What to work on: Find the string "indem" in the entries and copy each line that has it.

Task material:
☆ ☆ ☆ ☆

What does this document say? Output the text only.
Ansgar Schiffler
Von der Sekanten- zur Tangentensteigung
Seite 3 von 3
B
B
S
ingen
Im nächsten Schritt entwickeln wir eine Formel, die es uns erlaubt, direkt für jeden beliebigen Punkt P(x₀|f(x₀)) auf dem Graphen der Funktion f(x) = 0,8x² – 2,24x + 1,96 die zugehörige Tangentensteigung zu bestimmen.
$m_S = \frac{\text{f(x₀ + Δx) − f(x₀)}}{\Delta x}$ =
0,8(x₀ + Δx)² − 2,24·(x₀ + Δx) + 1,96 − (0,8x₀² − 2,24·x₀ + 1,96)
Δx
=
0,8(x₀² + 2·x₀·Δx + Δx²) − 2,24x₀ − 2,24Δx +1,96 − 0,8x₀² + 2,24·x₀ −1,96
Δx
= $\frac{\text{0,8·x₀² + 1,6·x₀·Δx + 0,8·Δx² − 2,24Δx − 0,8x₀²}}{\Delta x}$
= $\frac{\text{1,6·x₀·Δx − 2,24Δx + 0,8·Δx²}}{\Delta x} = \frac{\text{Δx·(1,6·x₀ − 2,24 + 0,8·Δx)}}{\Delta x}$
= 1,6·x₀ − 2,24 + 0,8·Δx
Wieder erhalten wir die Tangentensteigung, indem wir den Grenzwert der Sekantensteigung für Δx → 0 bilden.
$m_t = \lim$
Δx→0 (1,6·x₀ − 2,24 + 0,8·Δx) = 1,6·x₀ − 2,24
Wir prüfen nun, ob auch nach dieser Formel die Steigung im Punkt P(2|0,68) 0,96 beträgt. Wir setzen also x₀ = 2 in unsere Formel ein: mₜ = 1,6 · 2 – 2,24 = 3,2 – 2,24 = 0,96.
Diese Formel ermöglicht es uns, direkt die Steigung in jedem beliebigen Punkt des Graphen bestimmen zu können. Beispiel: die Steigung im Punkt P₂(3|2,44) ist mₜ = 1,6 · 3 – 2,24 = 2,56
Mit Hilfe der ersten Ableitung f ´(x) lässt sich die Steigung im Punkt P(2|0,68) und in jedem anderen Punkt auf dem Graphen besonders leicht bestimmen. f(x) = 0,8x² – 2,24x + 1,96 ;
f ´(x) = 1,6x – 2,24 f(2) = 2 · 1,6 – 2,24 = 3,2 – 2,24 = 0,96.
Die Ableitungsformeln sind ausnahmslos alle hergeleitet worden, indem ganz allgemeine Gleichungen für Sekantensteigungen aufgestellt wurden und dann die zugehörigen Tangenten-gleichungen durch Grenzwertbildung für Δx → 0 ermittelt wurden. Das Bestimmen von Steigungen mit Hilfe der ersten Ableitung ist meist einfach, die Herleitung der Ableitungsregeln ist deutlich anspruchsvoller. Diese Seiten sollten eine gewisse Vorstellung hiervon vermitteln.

☆ ☆ ☆ ☆

Result:
Wieder erhalten wir die Tangentensteigung, indem wir den Grenzwert der Sekantensteigung für Δx → 0 bilden.
Die Ableitungsformeln sind ausnahmslos alle hergeleitet worden, indem ganz allgemeine Gleichungen für Sekantensteigungen aufgestellt wurden und dann die zugehörigen Tangenten-gleichungen durch Grenzwertbildung für Δx → 0 ermittelt wurden. Das Bestimmen von Steigungen mit Hilfe der ersten Ableitung ist meist einfach, die Herleitung der Ableitungsregeln ist deutlich anspruchsvoller. Diese Seiten sollten eine gewisse Vorstellung hiervon vermitteln.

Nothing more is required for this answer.